▶ _ARTICLE_:
+-------+
A Colombian has been crowned the king of this year’s Barista and Farmer competition in a reality TV show that captures all the arts of coffee-making – from growing, harvesting and pulping to roasting, grinding and preparation.
A day spent absorbing every aspect of barista and coffee culture brought to mind a line from Kafka’s The Hunger Artist: “Just try to explain to anyone the art of fasting! Anyone who has no feeling for it cannot be made to understand it.” There is some truth to the notion that an artisan has a decidedly tougher time getting people to understand their work if they don’t fully appreciate it, if they have no feeling for it, but the reverse is also true: a lack of understanding often results in a lack of appreciation for the art. This is something that reality show Barista and Farmer seeks to change.
+-------+
▶ _INFORMATION PROVIDED_:
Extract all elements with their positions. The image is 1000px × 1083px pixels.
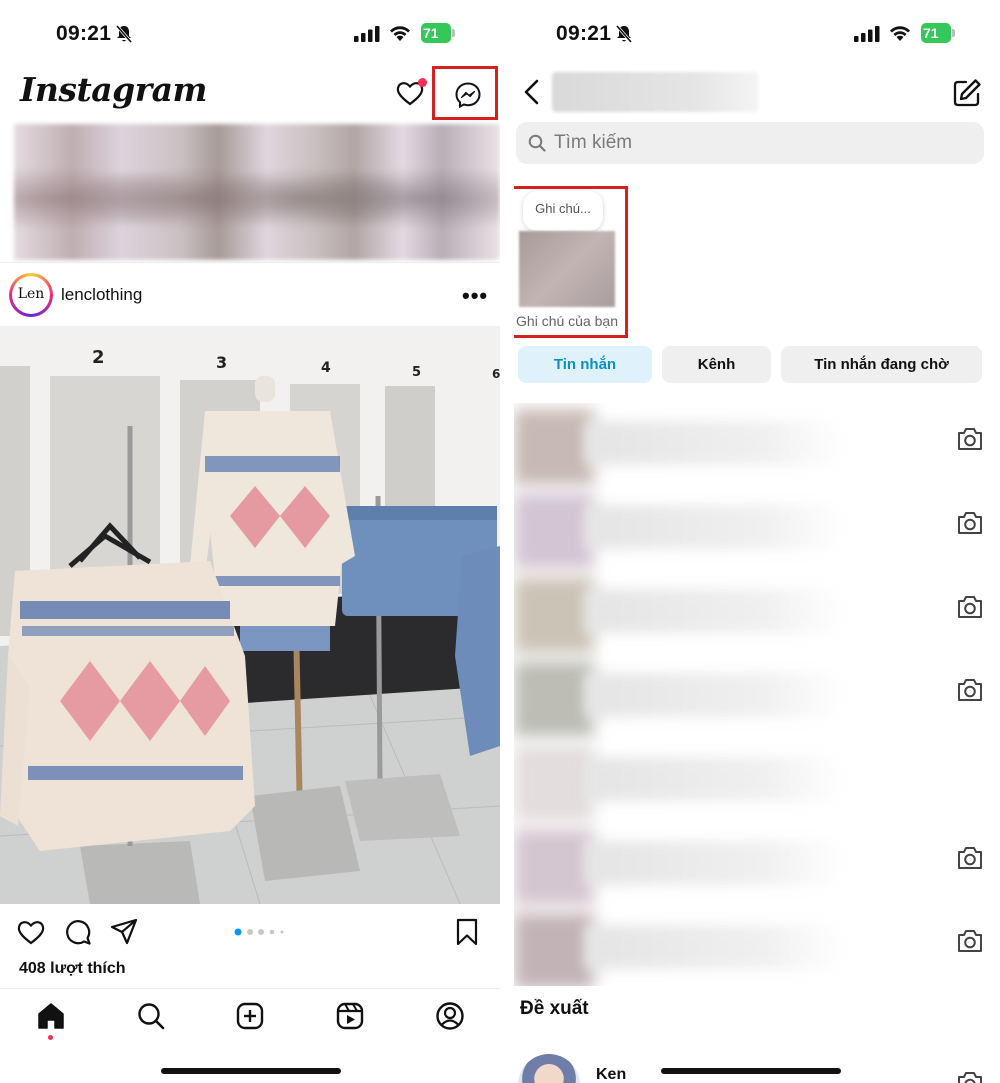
+-------+
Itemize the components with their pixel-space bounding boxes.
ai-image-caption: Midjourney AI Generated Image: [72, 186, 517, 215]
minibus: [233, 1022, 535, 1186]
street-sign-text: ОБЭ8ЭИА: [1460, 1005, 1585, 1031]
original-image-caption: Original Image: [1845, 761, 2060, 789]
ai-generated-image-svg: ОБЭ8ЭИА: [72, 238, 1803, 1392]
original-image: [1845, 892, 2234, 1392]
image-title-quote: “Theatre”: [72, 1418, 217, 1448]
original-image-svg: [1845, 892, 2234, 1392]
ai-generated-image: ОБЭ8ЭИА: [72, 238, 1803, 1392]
+-------+
▶ _EXERCISE DETAILS_: Continue the article about the Barista and Farmer coffee competition from the point where it stops. The data comes from a separate source.

▶ _TASK RESPONSE_:
If you need evidence of this lack of appreciation and understanding, look no further than the role of the barista. To you or me, the apron-clad, tattoo-riddled hired hand of hot drink handicraft whose glasses’ thin frames betray their perfectly fine vision may be nothing more than a coffee jockey; a steward on standby set to serve shameless shoppers senseless syntheses of sugar and steamed soy. But if that’s how we think of baristas, odds are that we don’t hold coffee in particularly high esteem either. Francesco Sanopo, a three-time national barista champion from Italy is well aware of this fact. Citing a lack of basic coffee knowledge among customers, he notes, “Right now, the price of coffee is too low. This creates a bad situation that disincentivises shops from using good materials and creating a superior product.”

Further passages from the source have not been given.